GIVEN TASK:
Give the data below again exactly as written, without its pictures.

RECORDS SHOWN:
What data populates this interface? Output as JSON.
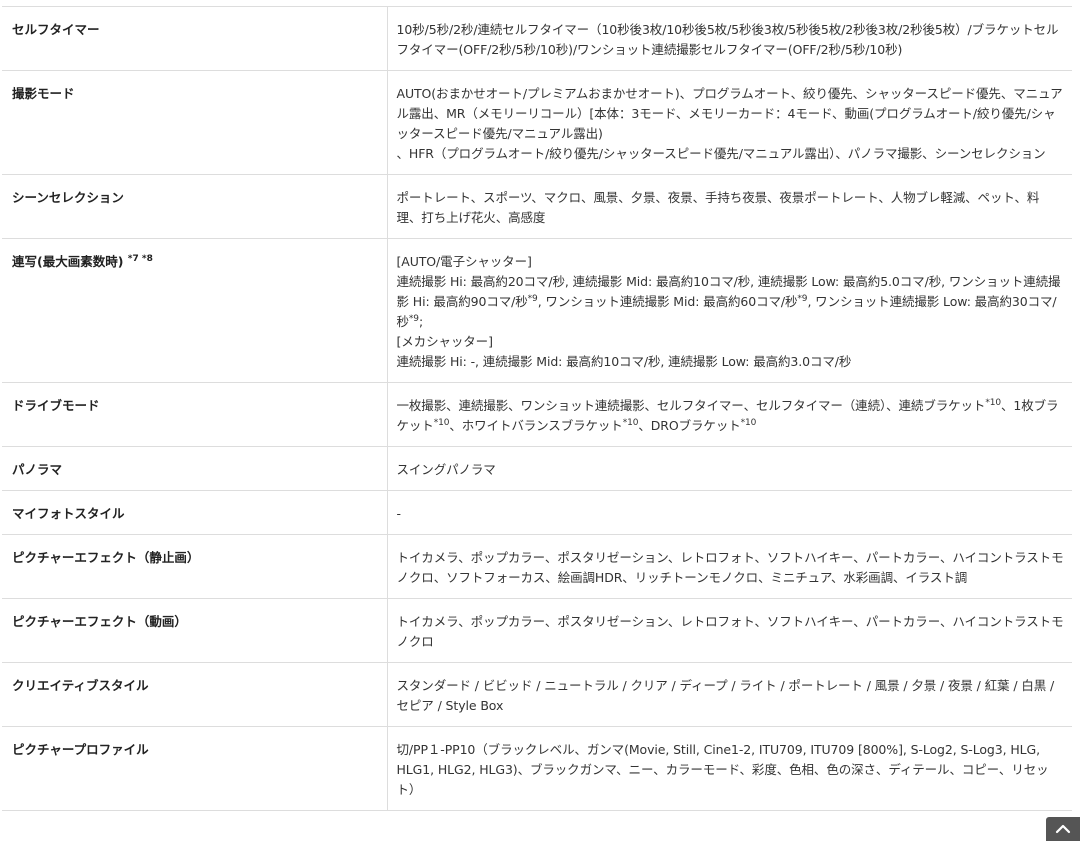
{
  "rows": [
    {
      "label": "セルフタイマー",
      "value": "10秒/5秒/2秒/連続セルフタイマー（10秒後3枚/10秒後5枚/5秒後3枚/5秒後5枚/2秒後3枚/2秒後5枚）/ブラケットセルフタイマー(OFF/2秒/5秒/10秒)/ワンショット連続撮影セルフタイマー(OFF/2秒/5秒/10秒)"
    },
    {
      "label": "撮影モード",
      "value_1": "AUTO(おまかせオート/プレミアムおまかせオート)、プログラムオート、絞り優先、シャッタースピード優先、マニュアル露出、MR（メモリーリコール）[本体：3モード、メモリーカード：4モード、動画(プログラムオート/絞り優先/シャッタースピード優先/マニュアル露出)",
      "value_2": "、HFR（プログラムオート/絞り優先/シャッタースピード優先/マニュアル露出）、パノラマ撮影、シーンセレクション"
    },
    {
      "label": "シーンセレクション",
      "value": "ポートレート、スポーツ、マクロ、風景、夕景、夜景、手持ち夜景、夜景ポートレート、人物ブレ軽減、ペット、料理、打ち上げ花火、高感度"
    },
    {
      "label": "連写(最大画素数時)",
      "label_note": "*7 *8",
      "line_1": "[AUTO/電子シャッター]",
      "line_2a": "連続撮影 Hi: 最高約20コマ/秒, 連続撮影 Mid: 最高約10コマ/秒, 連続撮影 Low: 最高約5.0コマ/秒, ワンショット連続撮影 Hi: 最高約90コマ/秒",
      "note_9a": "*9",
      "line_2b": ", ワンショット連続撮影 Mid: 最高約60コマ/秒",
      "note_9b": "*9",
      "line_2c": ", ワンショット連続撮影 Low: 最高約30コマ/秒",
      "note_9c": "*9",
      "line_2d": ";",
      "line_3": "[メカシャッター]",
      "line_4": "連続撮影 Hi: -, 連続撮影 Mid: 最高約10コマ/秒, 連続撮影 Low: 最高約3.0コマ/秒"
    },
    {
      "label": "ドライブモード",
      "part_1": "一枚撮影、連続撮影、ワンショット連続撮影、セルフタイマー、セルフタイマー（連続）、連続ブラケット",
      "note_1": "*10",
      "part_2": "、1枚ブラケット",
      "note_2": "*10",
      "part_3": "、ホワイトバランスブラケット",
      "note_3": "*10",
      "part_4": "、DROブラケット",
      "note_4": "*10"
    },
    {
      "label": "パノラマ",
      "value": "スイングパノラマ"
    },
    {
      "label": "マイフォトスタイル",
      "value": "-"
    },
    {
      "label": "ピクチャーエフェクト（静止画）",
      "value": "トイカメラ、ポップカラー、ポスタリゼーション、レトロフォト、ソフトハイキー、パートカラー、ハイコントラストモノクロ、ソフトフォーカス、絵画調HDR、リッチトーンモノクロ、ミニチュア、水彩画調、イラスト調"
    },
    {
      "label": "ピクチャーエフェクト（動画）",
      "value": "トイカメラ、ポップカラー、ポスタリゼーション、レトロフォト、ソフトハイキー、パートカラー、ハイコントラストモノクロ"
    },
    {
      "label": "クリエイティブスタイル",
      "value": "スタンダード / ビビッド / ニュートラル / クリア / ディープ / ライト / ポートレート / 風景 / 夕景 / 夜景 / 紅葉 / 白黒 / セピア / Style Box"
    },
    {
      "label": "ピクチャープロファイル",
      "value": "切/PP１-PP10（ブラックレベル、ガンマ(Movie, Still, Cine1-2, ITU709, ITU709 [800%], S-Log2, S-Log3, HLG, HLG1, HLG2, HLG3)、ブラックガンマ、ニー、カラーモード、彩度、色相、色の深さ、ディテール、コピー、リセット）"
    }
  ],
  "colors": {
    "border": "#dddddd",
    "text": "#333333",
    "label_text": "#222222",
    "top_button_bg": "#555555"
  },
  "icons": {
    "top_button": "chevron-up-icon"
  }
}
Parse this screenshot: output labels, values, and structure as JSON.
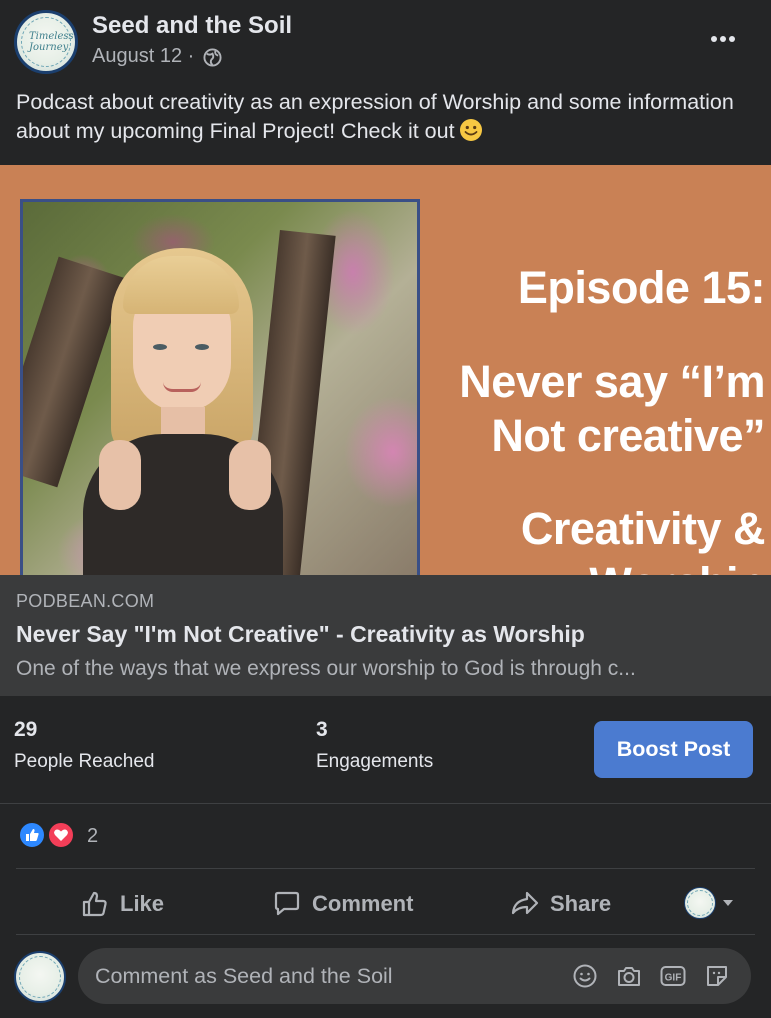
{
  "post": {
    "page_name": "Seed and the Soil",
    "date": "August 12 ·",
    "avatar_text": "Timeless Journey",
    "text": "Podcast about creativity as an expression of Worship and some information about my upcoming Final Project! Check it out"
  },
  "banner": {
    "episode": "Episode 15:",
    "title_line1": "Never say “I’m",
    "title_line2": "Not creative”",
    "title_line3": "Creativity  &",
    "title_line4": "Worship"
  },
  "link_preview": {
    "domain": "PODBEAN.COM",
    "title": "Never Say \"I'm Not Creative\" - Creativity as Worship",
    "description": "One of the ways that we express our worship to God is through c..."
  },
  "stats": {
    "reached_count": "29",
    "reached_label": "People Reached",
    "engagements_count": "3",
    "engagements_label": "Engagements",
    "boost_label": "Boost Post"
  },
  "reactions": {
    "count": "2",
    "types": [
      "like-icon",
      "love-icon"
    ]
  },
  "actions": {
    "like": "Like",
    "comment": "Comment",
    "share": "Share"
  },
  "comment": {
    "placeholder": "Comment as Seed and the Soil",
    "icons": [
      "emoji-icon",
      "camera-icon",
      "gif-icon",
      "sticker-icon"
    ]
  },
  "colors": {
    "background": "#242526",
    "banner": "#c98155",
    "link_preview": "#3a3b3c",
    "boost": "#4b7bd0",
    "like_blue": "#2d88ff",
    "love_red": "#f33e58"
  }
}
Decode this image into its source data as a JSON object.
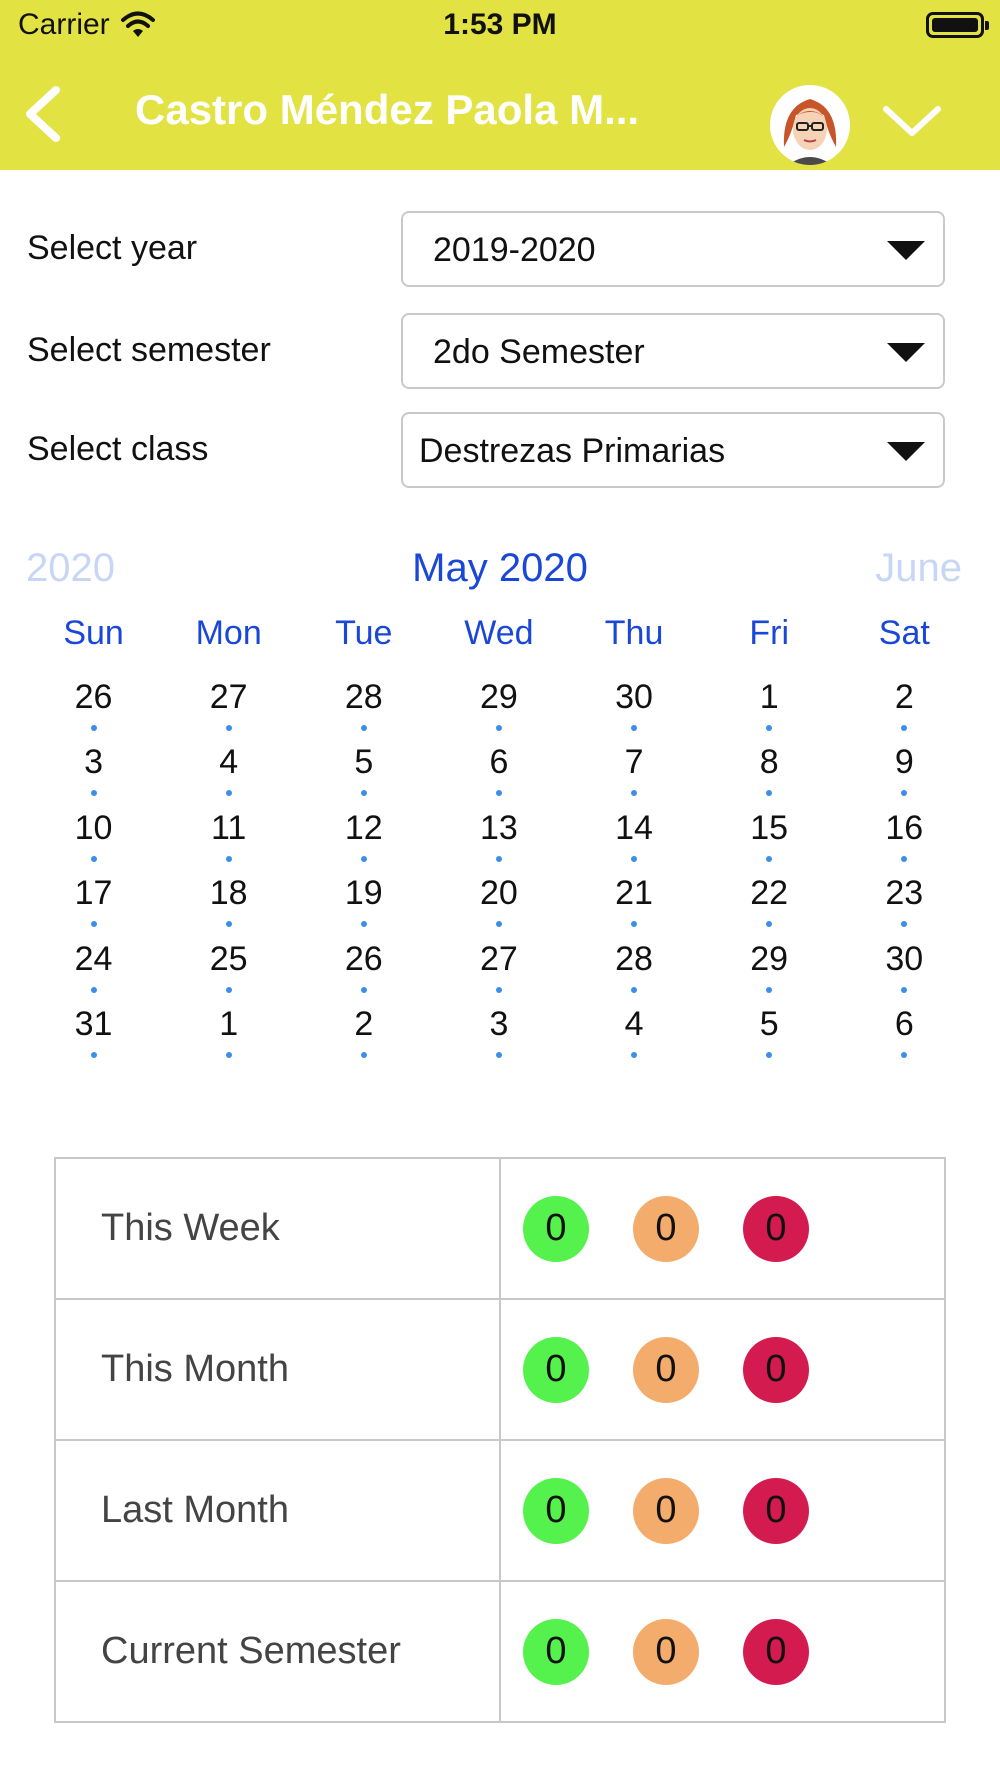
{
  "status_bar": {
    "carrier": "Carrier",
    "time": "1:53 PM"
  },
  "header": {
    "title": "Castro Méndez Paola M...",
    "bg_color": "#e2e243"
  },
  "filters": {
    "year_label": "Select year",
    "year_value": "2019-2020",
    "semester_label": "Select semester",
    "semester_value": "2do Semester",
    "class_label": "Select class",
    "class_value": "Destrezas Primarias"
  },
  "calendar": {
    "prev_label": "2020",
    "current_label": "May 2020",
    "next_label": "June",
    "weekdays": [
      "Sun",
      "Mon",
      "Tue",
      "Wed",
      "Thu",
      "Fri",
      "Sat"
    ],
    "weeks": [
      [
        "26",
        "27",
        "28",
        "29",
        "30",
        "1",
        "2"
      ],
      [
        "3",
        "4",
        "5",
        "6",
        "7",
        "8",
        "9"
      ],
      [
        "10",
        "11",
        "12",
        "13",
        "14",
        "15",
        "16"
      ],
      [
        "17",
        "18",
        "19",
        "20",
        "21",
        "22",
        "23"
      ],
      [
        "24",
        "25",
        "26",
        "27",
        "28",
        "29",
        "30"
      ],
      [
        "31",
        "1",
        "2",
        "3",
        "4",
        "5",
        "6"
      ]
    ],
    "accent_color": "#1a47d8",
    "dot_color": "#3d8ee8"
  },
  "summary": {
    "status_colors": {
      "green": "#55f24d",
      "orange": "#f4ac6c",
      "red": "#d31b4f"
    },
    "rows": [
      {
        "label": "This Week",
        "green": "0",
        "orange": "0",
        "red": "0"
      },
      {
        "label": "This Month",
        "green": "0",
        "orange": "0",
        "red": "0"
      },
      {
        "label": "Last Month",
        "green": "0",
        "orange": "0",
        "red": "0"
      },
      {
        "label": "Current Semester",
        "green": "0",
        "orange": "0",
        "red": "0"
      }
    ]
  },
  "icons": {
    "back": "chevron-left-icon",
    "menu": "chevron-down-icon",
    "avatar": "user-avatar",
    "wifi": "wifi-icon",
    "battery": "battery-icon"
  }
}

CORRECT ANSWER:
What data populates this interface? Output as JSON.
{
  "rows": [
    {
      "label": "セルフタイマー",
      "value": "10秒/5秒/2秒/連続セルフタイマー（10秒後3枚/10秒後5枚/5秒後3枚/5秒後5枚/2秒後3枚/2秒後5枚）/ブラケットセルフタイマー(OFF/2秒/5秒/10秒)/ワンショット連続撮影セルフタイマー(OFF/2秒/5秒/10秒)"
    },
    {
      "label": "撮影モード",
      "value_1": "AUTO(おまかせオート/プレミアムおまかせオート)、プログラムオート、絞り優先、シャッタースピード優先、マニュアル露出、MR（メモリーリコール）[本体：3モード、メモリーカード：4モード、動画(プログラムオート/絞り優先/シャッタースピード優先/マニュアル露出)",
      "value_2": "、HFR（プログラムオート/絞り優先/シャッタースピード優先/マニュアル露出）、パノラマ撮影、シーンセレクション"
    },
    {
      "label": "シーンセレクション",
      "value": "ポートレート、スポーツ、マクロ、風景、夕景、夜景、手持ち夜景、夜景ポートレート、人物ブレ軽減、ペット、料理、打ち上げ花火、高感度"
    },
    {
      "label": "連写(最大画素数時)",
      "label_note": "*7 *8",
      "line_1": "[AUTO/電子シャッター]",
      "line_2a": "連続撮影 Hi: 最高約20コマ/秒, 連続撮影 Mid: 最高約10コマ/秒, 連続撮影 Low: 最高約5.0コマ/秒, ワンショット連続撮影 Hi: 最高約90コマ/秒",
      "note_9a": "*9",
      "line_2b": ", ワンショット連続撮影 Mid: 最高約60コマ/秒",
      "note_9b": "*9",
      "line_2c": ", ワンショット連続撮影 Low: 最高約30コマ/秒",
      "note_9c": "*9",
      "line_2d": ";",
      "line_3": "[メカシャッター]",
      "line_4": "連続撮影 Hi: -, 連続撮影 Mid: 最高約10コマ/秒, 連続撮影 Low: 最高約3.0コマ/秒"
    },
    {
      "label": "ドライブモード",
      "part_1": "一枚撮影、連続撮影、ワンショット連続撮影、セルフタイマー、セルフタイマー（連続）、連続ブラケット",
      "note_1": "*10",
      "part_2": "、1枚ブラケット",
      "note_2": "*10",
      "part_3": "、ホワイトバランスブラケット",
      "note_3": "*10",
      "part_4": "、DROブラケット",
      "note_4": "*10"
    },
    {
      "label": "パノラマ",
      "value": "スイングパノラマ"
    },
    {
      "label": "マイフォトスタイル",
      "value": "-"
    },
    {
      "label": "ピクチャーエフェクト（静止画）",
      "value": "トイカメラ、ポップカラー、ポスタリゼーション、レトロフォト、ソフトハイキー、パートカラー、ハイコントラストモノクロ、ソフトフォーカス、絵画調HDR、リッチトーンモノクロ、ミニチュア、水彩画調、イラスト調"
    },
    {
      "label": "ピクチャーエフェクト（動画）",
      "value": "トイカメラ、ポップカラー、ポスタリゼーション、レトロフォト、ソフトハイキー、パートカラー、ハイコントラストモノクロ"
    },
    {
      "label": "クリエイティブスタイル",
      "value": "スタンダード / ビビッド / ニュートラル / クリア / ディープ / ライト / ポートレート / 風景 / 夕景 / 夜景 / 紅葉 / 白黒 / セピア / Style Box"
    },
    {
      "label": "ピクチャープロファイル",
      "value": "切/PP１-PP10（ブラックレベル、ガンマ(Movie, Still, Cine1-2, ITU709, ITU709 [800%], S-Log2, S-Log3, HLG, HLG1, HLG2, HLG3)、ブラックガンマ、ニー、カラーモード、彩度、色相、色の深さ、ディテール、コピー、リセット）"
    }
  ],
  "colors": {
    "border": "#dddddd",
    "text": "#333333",
    "label_text": "#222222",
    "top_button_bg": "#555555"
  },
  "icons": {
    "top_button": "chevron-up-icon"
  }
}
Parse this screenshot: output labels, values, and structure as JSON.
{
  "post": {
    "page_name": "Seed and the Soil",
    "date": "August 12 ·",
    "avatar_text": "Timeless Journey",
    "text": "Podcast about creativity as an expression of Worship and some information about my upcoming Final Project! Check it out"
  },
  "banner": {
    "episode": "Episode 15:",
    "title_line1": "Never say “I’m",
    "title_line2": "Not creative”",
    "title_line3": "Creativity  &",
    "title_line4": "Worship"
  },
  "link_preview": {
    "domain": "PODBEAN.COM",
    "title": "Never Say \"I'm Not Creative\" - Creativity as Worship",
    "description": "One of the ways that we express our worship to God is through c..."
  },
  "stats": {
    "reached_count": "29",
    "reached_label": "People Reached",
    "engagements_count": "3",
    "engagements_label": "Engagements",
    "boost_label": "Boost Post"
  },
  "reactions": {
    "count": "2",
    "types": [
      "like-icon",
      "love-icon"
    ]
  },
  "actions": {
    "like": "Like",
    "comment": "Comment",
    "share": "Share"
  },
  "comment": {
    "placeholder": "Comment as Seed and the Soil",
    "icons": [
      "emoji-icon",
      "camera-icon",
      "gif-icon",
      "sticker-icon"
    ]
  },
  "colors": {
    "background": "#242526",
    "banner": "#c98155",
    "link_preview": "#3a3b3c",
    "boost": "#4b7bd0",
    "like_blue": "#2d88ff",
    "love_red": "#f33e58"
  }
}
Decode this image into its source data as a JSON object.
{
  "status_bar": {
    "carrier": "Carrier",
    "time": "1:53 PM"
  },
  "header": {
    "title": "Castro Méndez Paola M...",
    "bg_color": "#e2e243"
  },
  "filters": {
    "year_label": "Select year",
    "year_value": "2019-2020",
    "semester_label": "Select semester",
    "semester_value": "2do Semester",
    "class_label": "Select class",
    "class_value": "Destrezas Primarias"
  },
  "calendar": {
    "prev_label": "2020",
    "current_label": "May 2020",
    "next_label": "June",
    "weekdays": [
      "Sun",
      "Mon",
      "Tue",
      "Wed",
      "Thu",
      "Fri",
      "Sat"
    ],
    "weeks": [
      [
        "26",
        "27",
        "28",
        "29",
        "30",
        "1",
        "2"
      ],
      [
        "3",
        "4",
        "5",
        "6",
        "7",
        "8",
        "9"
      ],
      [
        "10",
        "11",
        "12",
        "13",
        "14",
        "15",
        "16"
      ],
      [
        "17",
        "18",
        "19",
        "20",
        "21",
        "22",
        "23"
      ],
      [
        "24",
        "25",
        "26",
        "27",
        "28",
        "29",
        "30"
      ],
      [
        "31",
        "1",
        "2",
        "3",
        "4",
        "5",
        "6"
      ]
    ],
    "accent_color": "#1a47d8",
    "dot_color": "#3d8ee8"
  },
  "summary": {
    "status_colors": {
      "green": "#55f24d",
      "orange": "#f4ac6c",
      "red": "#d31b4f"
    },
    "rows": [
      {
        "label": "This Week",
        "green": "0",
        "orange": "0",
        "red": "0"
      },
      {
        "label": "This Month",
        "green": "0",
        "orange": "0",
        "red": "0"
      },
      {
        "label": "Last Month",
        "green": "0",
        "orange": "0",
        "red": "0"
      },
      {
        "label": "Current Semester",
        "green": "0",
        "orange": "0",
        "red": "0"
      }
    ]
  },
  "icons": {
    "back": "chevron-left-icon",
    "menu": "chevron-down-icon",
    "avatar": "user-avatar",
    "wifi": "wifi-icon",
    "battery": "battery-icon"
  }
}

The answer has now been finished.